### [EXERCISE AIM]
Write out the part of the material below that opens with the line containing "- data-point: [241, 469, 252, 480]" and closes with the line containing "- data-point: [177, 368, 188, 379]", both included, copying each line exactly.

==== SUPPLIED ENTRIES

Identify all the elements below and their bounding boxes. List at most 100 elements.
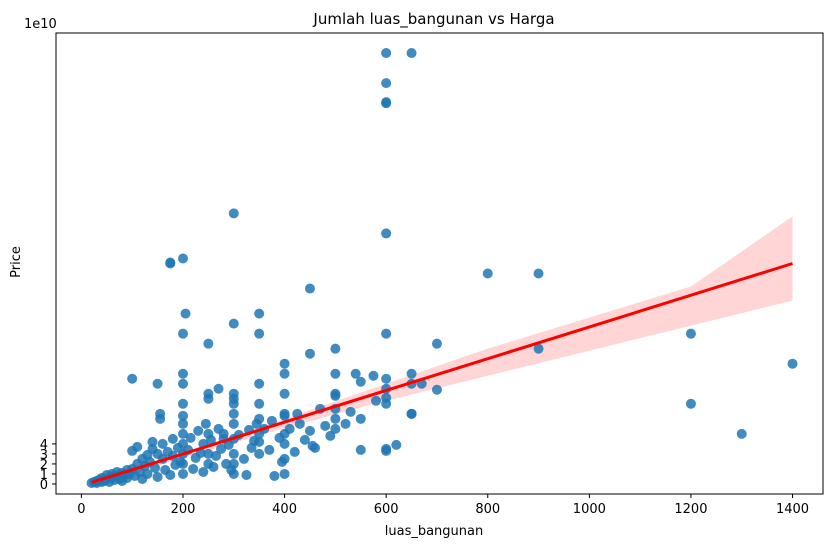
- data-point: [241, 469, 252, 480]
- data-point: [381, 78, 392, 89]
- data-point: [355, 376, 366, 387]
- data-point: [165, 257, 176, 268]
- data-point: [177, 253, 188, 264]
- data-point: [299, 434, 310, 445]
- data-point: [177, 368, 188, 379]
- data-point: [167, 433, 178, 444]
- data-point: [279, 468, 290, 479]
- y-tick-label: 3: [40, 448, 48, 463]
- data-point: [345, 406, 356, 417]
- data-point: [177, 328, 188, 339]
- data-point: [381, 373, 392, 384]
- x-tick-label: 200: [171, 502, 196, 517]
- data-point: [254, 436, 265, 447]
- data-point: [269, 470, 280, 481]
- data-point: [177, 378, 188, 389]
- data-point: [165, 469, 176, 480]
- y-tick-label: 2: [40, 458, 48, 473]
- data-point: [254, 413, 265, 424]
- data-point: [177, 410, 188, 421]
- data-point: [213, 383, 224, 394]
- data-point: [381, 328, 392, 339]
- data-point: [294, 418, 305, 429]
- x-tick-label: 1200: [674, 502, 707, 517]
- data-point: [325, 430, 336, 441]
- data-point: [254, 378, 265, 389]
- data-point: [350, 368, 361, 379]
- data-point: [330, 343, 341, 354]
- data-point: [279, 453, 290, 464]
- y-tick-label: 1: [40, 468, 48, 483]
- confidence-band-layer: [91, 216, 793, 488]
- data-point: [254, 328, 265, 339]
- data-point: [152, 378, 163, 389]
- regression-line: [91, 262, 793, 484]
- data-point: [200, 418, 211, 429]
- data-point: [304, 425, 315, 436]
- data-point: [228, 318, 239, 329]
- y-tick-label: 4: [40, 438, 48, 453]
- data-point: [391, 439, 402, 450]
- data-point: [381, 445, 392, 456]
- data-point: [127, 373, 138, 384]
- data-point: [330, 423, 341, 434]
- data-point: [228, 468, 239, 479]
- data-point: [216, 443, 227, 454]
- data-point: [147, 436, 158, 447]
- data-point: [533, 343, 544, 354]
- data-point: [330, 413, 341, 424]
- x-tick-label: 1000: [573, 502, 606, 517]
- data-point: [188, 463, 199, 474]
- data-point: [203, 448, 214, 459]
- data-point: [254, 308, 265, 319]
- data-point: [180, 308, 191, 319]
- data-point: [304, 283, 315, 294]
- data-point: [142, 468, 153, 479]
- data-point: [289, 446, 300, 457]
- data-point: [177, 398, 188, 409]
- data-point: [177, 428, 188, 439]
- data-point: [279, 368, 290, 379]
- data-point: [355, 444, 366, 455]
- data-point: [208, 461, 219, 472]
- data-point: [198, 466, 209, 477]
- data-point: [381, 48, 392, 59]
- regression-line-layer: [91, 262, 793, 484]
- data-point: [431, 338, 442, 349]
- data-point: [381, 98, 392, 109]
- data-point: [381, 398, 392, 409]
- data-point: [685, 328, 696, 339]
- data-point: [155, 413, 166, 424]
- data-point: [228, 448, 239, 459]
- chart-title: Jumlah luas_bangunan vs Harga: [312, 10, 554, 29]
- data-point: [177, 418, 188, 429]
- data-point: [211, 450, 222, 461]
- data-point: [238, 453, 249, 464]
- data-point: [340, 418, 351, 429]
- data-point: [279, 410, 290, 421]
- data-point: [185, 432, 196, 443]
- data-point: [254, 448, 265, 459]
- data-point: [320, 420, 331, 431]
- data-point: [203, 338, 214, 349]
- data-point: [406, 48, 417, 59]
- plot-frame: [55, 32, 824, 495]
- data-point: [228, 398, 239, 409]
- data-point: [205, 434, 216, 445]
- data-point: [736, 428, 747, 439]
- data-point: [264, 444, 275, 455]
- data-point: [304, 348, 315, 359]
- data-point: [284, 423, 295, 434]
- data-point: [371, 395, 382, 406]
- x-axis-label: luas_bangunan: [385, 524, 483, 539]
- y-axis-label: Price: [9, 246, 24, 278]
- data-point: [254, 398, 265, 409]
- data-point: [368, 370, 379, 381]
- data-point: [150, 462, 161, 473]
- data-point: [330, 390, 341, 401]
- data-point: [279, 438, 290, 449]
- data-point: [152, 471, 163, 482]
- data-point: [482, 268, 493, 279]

========
==== SUPPLIED ENTRIES

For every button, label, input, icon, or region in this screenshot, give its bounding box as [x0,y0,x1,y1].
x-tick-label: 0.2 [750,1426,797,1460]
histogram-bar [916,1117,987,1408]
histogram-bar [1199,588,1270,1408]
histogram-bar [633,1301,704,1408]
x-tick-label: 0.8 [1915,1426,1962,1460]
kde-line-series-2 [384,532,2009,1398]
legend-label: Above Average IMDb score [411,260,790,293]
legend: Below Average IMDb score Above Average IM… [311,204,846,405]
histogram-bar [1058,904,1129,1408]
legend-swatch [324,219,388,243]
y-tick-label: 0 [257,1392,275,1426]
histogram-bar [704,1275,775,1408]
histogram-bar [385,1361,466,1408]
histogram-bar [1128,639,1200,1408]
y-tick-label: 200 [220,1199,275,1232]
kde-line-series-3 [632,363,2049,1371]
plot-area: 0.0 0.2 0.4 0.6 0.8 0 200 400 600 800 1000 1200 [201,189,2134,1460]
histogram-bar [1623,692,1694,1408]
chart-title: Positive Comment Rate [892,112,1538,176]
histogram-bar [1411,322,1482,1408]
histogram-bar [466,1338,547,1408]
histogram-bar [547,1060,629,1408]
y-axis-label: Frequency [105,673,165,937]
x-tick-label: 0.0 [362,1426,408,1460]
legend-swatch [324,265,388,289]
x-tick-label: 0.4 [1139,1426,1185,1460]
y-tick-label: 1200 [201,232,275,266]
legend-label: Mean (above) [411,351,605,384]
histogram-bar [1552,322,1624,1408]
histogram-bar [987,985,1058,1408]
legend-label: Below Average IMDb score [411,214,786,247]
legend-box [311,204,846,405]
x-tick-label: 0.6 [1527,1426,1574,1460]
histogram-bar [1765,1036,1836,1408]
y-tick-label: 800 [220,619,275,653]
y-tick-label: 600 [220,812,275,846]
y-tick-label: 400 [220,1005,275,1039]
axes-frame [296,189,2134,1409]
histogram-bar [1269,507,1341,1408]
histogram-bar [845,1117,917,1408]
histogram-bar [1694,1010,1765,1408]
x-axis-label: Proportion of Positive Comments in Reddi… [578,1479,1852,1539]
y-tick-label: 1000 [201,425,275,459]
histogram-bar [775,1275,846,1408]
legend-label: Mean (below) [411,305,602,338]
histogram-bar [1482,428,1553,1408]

========

### [EXERCISE ANSWER]
- data-point: [241, 469, 252, 480]
- data-point: [381, 78, 392, 89]
- data-point: [355, 376, 366, 387]
- data-point: [165, 257, 176, 268]
- data-point: [177, 253, 188, 264]
- data-point: [299, 434, 310, 445]
- data-point: [177, 368, 188, 379]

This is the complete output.